• REQUIRED TASK:
Using the entries that follow, count the lines containing the word "plus" and give that number by itself.

• Recorded data:
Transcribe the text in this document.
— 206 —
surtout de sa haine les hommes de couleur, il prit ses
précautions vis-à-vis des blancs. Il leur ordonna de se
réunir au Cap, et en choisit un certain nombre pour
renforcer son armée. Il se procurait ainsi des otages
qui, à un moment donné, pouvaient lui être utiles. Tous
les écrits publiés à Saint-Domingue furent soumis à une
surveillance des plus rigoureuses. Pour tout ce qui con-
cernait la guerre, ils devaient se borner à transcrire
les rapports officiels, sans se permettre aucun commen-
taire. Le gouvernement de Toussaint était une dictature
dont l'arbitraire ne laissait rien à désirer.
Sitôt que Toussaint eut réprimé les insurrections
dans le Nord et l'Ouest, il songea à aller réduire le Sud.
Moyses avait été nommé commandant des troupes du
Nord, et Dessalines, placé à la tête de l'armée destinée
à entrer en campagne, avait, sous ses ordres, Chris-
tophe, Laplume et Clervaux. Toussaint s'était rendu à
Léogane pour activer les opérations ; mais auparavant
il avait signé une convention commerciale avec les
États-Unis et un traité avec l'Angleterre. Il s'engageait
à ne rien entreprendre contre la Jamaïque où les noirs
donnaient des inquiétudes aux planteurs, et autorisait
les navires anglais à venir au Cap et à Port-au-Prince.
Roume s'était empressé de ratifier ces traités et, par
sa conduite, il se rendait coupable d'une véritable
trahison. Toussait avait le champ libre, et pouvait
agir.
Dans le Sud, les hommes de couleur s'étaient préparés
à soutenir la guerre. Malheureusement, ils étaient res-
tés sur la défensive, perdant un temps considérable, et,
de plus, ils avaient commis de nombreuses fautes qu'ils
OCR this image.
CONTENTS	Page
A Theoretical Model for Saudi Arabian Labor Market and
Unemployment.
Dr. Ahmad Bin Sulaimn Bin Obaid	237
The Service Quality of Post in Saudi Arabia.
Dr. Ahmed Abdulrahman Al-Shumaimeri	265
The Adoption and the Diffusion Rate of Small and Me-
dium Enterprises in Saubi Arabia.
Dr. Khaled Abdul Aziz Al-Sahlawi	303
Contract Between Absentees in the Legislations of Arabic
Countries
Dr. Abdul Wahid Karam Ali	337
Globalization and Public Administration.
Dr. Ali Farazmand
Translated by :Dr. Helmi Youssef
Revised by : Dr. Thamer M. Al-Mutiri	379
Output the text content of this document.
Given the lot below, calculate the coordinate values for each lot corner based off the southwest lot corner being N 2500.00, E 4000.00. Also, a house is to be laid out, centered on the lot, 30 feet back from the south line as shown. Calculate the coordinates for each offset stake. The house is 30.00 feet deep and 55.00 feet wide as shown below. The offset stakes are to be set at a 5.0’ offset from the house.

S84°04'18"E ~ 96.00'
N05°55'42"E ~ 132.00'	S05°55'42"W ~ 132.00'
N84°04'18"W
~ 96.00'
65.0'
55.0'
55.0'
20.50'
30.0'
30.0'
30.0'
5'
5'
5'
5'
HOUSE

• FULL SOLUTION:
2